- REQUEST
Look through the material below. Copy every line with the string "approvals" in it.

- SUPPLIED DATA
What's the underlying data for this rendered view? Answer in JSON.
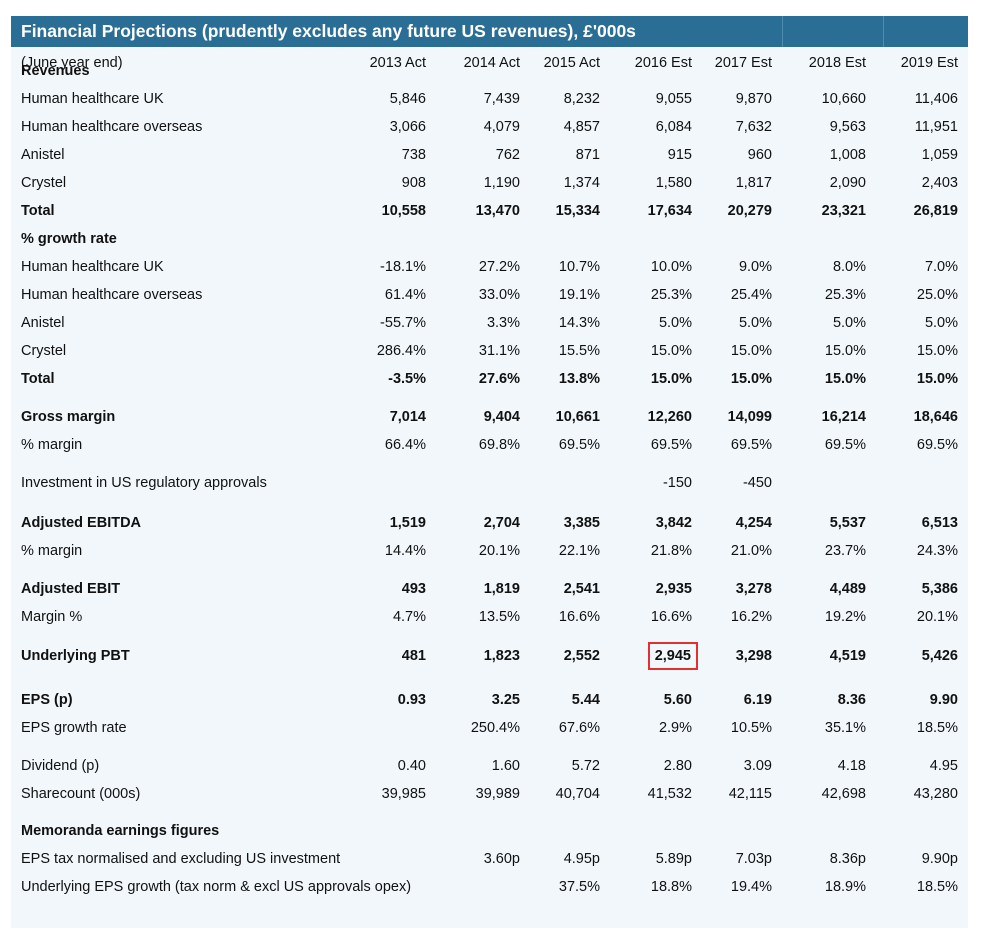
{
  "title": "Financial Projections (prudently excludes any future US revenues), £'000s",
  "header": {
    "label": "(June year end)",
    "years": [
      "2013 Act",
      "2014 Act",
      "2015 Act",
      "2016 Est",
      "2017 Est",
      "2018 Est",
      "2019 Est"
    ]
  },
  "rows": [
    {
      "label": "Revenues",
      "bold": true,
      "values": [
        "",
        "",
        "",
        "",
        "",
        "",
        ""
      ]
    },
    {
      "label": "Human healthcare UK",
      "bold": false,
      "values": [
        "5,846",
        "7,439",
        "8,232",
        "9,055",
        "9,870",
        "10,660",
        "11,406"
      ]
    },
    {
      "label": "Human healthcare overseas",
      "bold": false,
      "values": [
        "3,066",
        "4,079",
        "4,857",
        "6,084",
        "7,632",
        "9,563",
        "11,951"
      ]
    },
    {
      "label": "Anistel",
      "bold": false,
      "values": [
        "738",
        "762",
        "871",
        "915",
        "960",
        "1,008",
        "1,059"
      ]
    },
    {
      "label": "Crystel",
      "bold": false,
      "values": [
        "908",
        "1,190",
        "1,374",
        "1,580",
        "1,817",
        "2,090",
        "2,403"
      ]
    },
    {
      "label": "Total",
      "bold": true,
      "values": [
        "10,558",
        "13,470",
        "15,334",
        "17,634",
        "20,279",
        "23,321",
        "26,819"
      ]
    },
    {
      "label": "% growth rate",
      "bold": true,
      "values": [
        "",
        "",
        "",
        "",
        "",
        "",
        ""
      ]
    },
    {
      "label": "Human healthcare UK",
      "bold": false,
      "values": [
        "-18.1%",
        "27.2%",
        "10.7%",
        "10.0%",
        "9.0%",
        "8.0%",
        "7.0%"
      ]
    },
    {
      "label": "Human healthcare overseas",
      "bold": false,
      "values": [
        "61.4%",
        "33.0%",
        "19.1%",
        "25.3%",
        "25.4%",
        "25.3%",
        "25.0%"
      ]
    },
    {
      "label": "Anistel",
      "bold": false,
      "values": [
        "-55.7%",
        "3.3%",
        "14.3%",
        "5.0%",
        "5.0%",
        "5.0%",
        "5.0%"
      ]
    },
    {
      "label": "Crystel",
      "bold": false,
      "values": [
        "286.4%",
        "31.1%",
        "15.5%",
        "15.0%",
        "15.0%",
        "15.0%",
        "15.0%"
      ]
    },
    {
      "label": "Total",
      "bold": true,
      "values": [
        "-3.5%",
        "27.6%",
        "13.8%",
        "15.0%",
        "15.0%",
        "15.0%",
        "15.0%"
      ]
    },
    {
      "label": "Gross margin",
      "bold": true,
      "values": [
        "7,014",
        "9,404",
        "10,661",
        "12,260",
        "14,099",
        "16,214",
        "18,646"
      ]
    },
    {
      "label": "% margin",
      "bold": false,
      "values": [
        "66.4%",
        "69.8%",
        "69.5%",
        "69.5%",
        "69.5%",
        "69.5%",
        "69.5%"
      ]
    },
    {
      "label": "Investment in US regulatory approvals",
      "bold": false,
      "values": [
        "",
        "",
        "",
        "-150",
        "-450",
        "",
        ""
      ]
    },
    {
      "label": "Adjusted EBITDA",
      "bold": true,
      "values": [
        "1,519",
        "2,704",
        "3,385",
        "3,842",
        "4,254",
        "5,537",
        "6,513"
      ]
    },
    {
      "label": "% margin",
      "bold": false,
      "values": [
        "14.4%",
        "20.1%",
        "22.1%",
        "21.8%",
        "21.0%",
        "23.7%",
        "24.3%"
      ]
    },
    {
      "label": "Adjusted EBIT",
      "bold": true,
      "values": [
        "493",
        "1,819",
        "2,541",
        "2,935",
        "3,278",
        "4,489",
        "5,386"
      ]
    },
    {
      "label": "Margin %",
      "bold": false,
      "values": [
        "4.7%",
        "13.5%",
        "16.6%",
        "16.6%",
        "16.2%",
        "19.2%",
        "20.1%"
      ]
    },
    {
      "label": "Underlying PBT",
      "bold": true,
      "values": [
        "481",
        "1,823",
        "2,552",
        "2,945",
        "3,298",
        "4,519",
        "5,426"
      ],
      "highlight_col": 3
    },
    {
      "label": "EPS (p)",
      "bold": true,
      "values": [
        "0.93",
        "3.25",
        "5.44",
        "5.60",
        "6.19",
        "8.36",
        "9.90"
      ]
    },
    {
      "label": "EPS growth rate",
      "bold": false,
      "values": [
        "",
        "250.4%",
        "67.6%",
        "2.9%",
        "10.5%",
        "35.1%",
        "18.5%"
      ]
    },
    {
      "label": "Dividend (p)",
      "bold": false,
      "values": [
        "0.40",
        "1.60",
        "5.72",
        "2.80",
        "3.09",
        "4.18",
        "4.95"
      ]
    },
    {
      "label": "Sharecount (000s)",
      "bold": false,
      "values": [
        "39,985",
        "39,989",
        "40,704",
        "41,532",
        "42,115",
        "42,698",
        "43,280"
      ]
    },
    {
      "label": "Memoranda earnings figures",
      "bold": true,
      "values": [
        "",
        "",
        "",
        "",
        "",
        "",
        ""
      ]
    },
    {
      "label": "EPS tax normalised and excluding US investment",
      "bold": false,
      "values": [
        "",
        "3.60p",
        "4.95p",
        "5.89p",
        "7.03p",
        "8.36p",
        "9.90p"
      ]
    },
    {
      "label": "Underlying EPS growth (tax norm & excl US approvals opex)",
      "bold": false,
      "values": [
        "",
        "",
        "37.5%",
        "18.8%",
        "19.4%",
        "18.9%",
        "18.5%"
      ]
    }
  ],
  "colors": {
    "title_bar": "#2a6e96",
    "background": "#f1f7fb",
    "highlight_border": "#e03030"
  }
}
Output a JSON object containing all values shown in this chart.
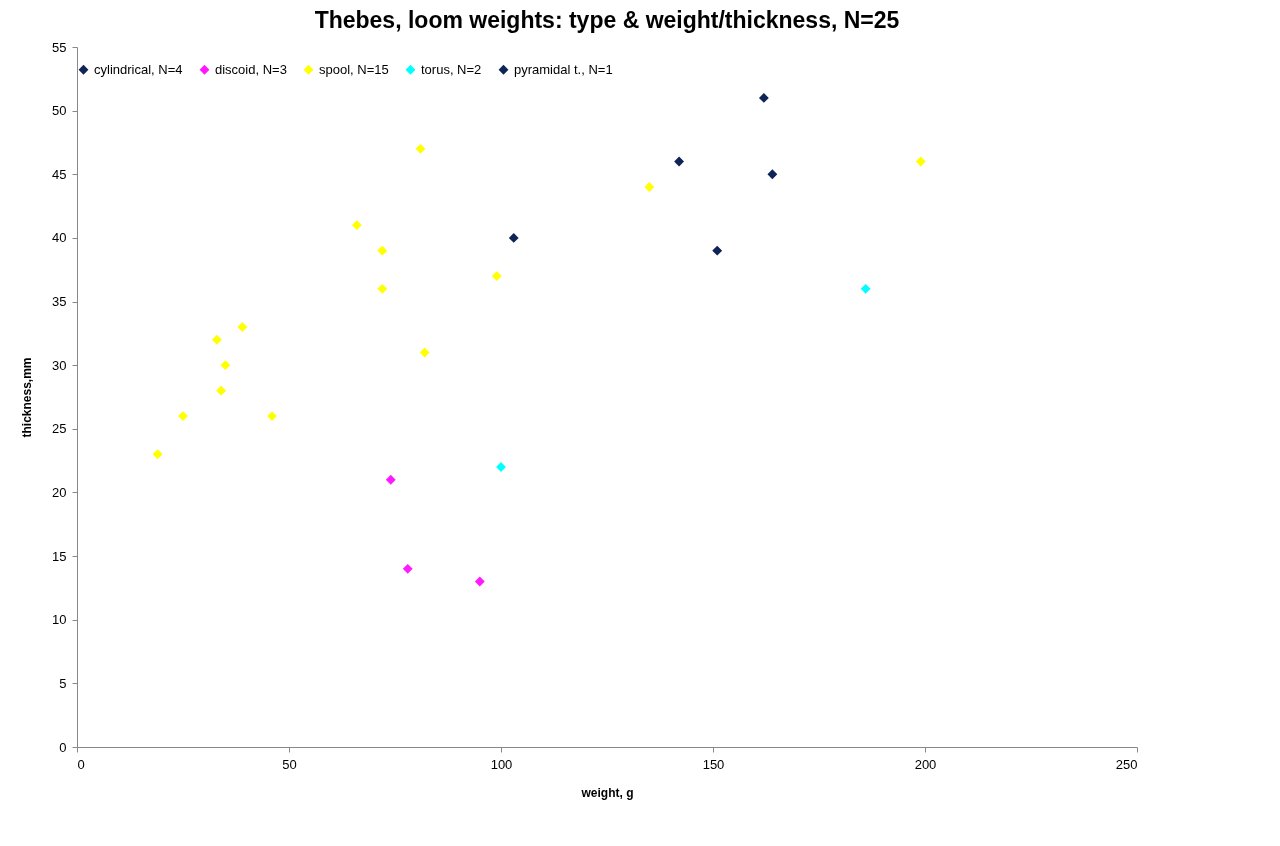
{
  "chart_data": {
    "type": "scatter",
    "title": "Thebes, loom weights: type & weight/thickness, N=25",
    "xlabel": "weight, g",
    "ylabel": "thickness,mm",
    "xlim": [
      0,
      250
    ],
    "xticks": [
      0,
      50,
      100,
      150,
      200,
      250
    ],
    "ylim": [
      0,
      55
    ],
    "yticks": [
      0,
      5,
      10,
      15,
      20,
      25,
      30,
      35,
      40,
      45,
      50,
      55
    ],
    "grid": false,
    "legend": "top",
    "marker": "diamond",
    "series": [
      {
        "name": "cylindrical, N=4",
        "color": "#0f2557",
        "x": [
          103,
          142,
          162,
          164
        ],
        "values": [
          40,
          46,
          51,
          45
        ]
      },
      {
        "name": "discoid, N=3",
        "color": "#ff1aff",
        "x": [
          74,
          78,
          95
        ],
        "values": [
          21,
          14,
          13
        ]
      },
      {
        "name": "spool, N=15",
        "color": "#ffff00",
        "x": [
          19,
          25,
          33,
          34,
          35,
          39,
          46,
          66,
          72,
          72,
          81,
          82,
          99,
          135,
          199
        ],
        "values": [
          23,
          26,
          32,
          28,
          30,
          33,
          26,
          41,
          39,
          36,
          47,
          31,
          37,
          44,
          46
        ]
      },
      {
        "name": "torus, N=2",
        "color": "#00ffff",
        "x": [
          100,
          186
        ],
        "values": [
          22,
          36
        ]
      },
      {
        "name": "pyramidal t., N=1",
        "color": "#0f2557",
        "x": [
          151
        ],
        "values": [
          39
        ]
      }
    ]
  }
}
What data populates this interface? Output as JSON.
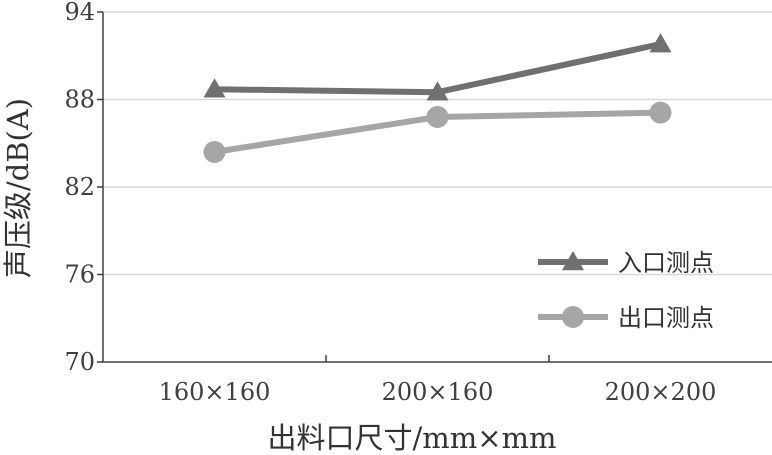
{
  "chart_data": {
    "type": "line",
    "title": "",
    "xlabel": "出料口尺寸/mm×mm",
    "ylabel": "声压级/dB(A)",
    "categories": [
      "160×160",
      "200×160",
      "200×200"
    ],
    "ylim": [
      70,
      94
    ],
    "yticks": [
      "70",
      "76",
      "82",
      "88",
      "94"
    ],
    "grid": "horizontal",
    "legend_position": "bottom-right",
    "series": [
      {
        "name": "入口测点",
        "values": [
          88.7,
          88.5,
          91.8
        ],
        "color": "#707070",
        "marker": "triangle"
      },
      {
        "name": "出口测点",
        "values": [
          84.4,
          86.8,
          87.1
        ],
        "color": "#a6a6a6",
        "marker": "circle"
      }
    ]
  }
}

- RESULT OF THE EXERCISE
      "label": "Investment in US regulatory approvals",
      "label": "Underlying EPS growth (tax norm & excl US approvals opex)",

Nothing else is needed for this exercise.